**PROBLEM DETAILS**
Gather all lines with "bottles" from the records.

================

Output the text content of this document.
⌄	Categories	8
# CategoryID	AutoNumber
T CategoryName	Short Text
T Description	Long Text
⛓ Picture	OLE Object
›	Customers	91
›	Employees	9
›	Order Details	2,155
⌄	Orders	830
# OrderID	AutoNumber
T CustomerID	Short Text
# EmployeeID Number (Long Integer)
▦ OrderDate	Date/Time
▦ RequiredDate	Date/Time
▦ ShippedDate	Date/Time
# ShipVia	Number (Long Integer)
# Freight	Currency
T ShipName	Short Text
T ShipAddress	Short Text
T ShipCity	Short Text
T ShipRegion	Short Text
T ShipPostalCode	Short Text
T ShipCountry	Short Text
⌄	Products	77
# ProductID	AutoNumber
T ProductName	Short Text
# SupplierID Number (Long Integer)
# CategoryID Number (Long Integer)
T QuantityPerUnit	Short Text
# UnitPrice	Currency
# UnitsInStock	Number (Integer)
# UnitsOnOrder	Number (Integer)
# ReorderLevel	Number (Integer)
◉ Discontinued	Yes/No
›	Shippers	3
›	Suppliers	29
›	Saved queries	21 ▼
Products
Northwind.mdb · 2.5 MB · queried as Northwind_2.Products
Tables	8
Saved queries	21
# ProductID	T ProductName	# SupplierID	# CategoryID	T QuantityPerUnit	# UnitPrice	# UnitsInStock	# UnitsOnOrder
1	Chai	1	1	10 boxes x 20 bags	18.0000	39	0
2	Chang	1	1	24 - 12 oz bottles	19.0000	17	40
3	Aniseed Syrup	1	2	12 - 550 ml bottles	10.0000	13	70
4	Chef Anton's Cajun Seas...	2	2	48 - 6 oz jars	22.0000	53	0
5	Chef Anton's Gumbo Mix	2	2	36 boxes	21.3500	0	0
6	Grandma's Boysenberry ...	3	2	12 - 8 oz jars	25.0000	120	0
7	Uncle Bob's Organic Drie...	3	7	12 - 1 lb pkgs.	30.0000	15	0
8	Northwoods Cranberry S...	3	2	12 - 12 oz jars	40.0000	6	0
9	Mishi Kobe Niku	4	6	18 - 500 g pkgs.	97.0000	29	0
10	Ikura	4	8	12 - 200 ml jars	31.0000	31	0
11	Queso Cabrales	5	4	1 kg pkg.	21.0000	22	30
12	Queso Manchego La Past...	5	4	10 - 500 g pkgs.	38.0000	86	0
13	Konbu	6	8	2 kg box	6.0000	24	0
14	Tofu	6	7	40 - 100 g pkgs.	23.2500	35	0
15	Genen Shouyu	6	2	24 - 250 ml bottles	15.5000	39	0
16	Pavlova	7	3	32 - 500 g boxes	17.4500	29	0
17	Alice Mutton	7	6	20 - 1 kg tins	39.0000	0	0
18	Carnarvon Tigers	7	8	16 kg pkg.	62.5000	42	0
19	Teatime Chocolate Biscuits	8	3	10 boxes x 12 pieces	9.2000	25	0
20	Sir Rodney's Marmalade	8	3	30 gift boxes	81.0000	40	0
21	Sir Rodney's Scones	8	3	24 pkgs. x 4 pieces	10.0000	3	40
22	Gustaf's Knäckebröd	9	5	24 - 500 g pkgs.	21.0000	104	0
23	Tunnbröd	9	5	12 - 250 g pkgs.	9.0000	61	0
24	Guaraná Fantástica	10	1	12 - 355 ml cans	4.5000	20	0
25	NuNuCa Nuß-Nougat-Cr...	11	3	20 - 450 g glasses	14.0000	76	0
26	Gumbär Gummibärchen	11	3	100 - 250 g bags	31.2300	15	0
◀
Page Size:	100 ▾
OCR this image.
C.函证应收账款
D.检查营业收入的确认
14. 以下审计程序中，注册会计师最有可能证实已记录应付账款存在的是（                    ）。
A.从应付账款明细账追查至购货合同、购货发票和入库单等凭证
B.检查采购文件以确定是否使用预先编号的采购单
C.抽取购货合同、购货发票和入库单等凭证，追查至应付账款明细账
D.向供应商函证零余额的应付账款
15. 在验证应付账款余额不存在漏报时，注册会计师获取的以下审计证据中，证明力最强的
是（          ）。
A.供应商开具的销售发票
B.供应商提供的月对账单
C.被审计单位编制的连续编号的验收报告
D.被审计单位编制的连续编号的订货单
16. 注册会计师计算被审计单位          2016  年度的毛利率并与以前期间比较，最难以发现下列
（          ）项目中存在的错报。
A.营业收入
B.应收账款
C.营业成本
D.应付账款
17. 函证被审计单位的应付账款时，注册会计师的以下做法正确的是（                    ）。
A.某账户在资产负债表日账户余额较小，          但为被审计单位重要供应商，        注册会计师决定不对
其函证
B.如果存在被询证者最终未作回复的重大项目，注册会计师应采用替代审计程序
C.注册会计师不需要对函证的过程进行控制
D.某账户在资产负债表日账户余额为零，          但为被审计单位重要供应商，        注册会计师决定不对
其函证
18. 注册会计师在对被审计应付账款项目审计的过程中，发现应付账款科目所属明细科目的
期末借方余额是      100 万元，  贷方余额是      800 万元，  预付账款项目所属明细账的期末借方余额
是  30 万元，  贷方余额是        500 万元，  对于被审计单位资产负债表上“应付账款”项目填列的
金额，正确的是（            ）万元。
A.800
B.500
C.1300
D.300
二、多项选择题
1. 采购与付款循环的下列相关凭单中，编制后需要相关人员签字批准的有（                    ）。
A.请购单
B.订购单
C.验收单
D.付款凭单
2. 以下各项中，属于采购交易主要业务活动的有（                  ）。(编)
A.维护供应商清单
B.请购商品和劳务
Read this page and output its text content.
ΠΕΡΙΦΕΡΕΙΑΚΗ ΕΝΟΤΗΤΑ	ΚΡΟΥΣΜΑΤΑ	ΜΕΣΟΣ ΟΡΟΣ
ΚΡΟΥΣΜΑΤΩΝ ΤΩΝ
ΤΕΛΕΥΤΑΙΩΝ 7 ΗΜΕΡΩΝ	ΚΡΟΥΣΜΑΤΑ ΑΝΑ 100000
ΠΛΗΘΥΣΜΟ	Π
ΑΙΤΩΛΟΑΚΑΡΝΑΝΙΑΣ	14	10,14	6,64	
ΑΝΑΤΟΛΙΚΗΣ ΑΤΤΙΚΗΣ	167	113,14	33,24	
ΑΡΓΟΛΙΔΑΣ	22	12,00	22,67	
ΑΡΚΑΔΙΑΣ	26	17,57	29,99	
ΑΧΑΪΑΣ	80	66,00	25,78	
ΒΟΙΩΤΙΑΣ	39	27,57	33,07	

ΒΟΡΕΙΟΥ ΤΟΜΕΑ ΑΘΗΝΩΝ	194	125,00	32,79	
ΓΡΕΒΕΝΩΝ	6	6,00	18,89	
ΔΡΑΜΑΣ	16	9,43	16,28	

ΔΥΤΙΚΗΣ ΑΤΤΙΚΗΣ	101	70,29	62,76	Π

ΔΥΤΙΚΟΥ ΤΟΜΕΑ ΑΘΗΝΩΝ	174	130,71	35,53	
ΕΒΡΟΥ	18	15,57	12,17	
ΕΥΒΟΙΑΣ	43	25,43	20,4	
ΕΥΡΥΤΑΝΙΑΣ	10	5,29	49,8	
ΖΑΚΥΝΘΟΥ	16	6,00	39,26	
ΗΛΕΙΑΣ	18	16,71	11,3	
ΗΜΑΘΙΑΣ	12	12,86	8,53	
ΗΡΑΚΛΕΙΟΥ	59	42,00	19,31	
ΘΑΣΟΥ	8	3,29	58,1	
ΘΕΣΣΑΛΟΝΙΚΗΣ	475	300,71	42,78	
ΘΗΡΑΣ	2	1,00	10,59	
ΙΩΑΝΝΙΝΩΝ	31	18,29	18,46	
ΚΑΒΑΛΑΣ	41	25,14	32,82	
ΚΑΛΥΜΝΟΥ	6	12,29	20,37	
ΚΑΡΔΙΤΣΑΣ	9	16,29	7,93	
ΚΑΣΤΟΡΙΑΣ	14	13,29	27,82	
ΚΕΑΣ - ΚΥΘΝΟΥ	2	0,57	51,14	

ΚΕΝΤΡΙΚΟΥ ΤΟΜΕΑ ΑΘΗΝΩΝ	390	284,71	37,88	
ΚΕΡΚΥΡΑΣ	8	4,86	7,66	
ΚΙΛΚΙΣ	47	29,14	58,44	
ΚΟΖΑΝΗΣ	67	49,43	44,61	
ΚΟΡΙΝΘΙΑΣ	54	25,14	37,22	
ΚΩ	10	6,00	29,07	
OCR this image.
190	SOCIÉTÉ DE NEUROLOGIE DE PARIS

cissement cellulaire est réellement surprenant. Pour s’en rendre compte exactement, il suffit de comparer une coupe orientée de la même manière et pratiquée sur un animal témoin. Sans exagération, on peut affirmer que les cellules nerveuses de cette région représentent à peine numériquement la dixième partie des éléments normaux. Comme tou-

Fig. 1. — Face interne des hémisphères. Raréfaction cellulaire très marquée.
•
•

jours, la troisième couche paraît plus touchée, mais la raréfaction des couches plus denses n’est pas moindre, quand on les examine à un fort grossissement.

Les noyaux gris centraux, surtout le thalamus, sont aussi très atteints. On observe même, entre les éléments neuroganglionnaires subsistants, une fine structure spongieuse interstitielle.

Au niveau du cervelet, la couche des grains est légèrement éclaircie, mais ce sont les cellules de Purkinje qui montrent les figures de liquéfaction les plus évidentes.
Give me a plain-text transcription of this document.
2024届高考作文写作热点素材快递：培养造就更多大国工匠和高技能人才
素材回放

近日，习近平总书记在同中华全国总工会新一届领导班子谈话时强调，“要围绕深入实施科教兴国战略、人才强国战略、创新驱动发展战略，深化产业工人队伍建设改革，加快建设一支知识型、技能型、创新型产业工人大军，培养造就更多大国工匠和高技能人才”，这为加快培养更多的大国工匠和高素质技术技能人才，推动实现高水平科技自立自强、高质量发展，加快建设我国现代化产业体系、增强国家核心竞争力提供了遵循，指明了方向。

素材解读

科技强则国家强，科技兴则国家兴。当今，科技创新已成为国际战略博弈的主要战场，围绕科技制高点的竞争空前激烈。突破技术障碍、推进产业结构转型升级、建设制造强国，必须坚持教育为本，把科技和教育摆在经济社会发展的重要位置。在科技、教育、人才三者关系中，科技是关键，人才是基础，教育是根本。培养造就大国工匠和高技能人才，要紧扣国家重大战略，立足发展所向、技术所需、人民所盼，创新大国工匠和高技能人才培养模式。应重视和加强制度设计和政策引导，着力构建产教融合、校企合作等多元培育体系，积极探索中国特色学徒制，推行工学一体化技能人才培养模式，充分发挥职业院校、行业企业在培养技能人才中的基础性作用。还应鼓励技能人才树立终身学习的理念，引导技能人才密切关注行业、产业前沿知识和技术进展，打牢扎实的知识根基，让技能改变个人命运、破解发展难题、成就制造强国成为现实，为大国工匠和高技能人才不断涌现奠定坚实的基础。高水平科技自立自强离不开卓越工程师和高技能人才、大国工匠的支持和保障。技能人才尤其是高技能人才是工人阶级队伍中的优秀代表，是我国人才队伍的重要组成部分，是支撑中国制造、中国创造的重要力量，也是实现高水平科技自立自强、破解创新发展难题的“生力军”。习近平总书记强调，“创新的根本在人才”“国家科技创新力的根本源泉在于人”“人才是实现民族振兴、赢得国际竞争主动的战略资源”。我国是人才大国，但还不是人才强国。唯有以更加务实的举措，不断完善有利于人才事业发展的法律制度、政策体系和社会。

================

**RESPONSE TO THE TASK**
2	Chang	1	1	24 - 12 oz bottles	19.0000	17	40
3	Aniseed Syrup	1	2	12 - 550 ml bottles	10.0000	13	70
15	Genen Shouyu	6	2	24 - 250 ml bottles	15.5000	39	0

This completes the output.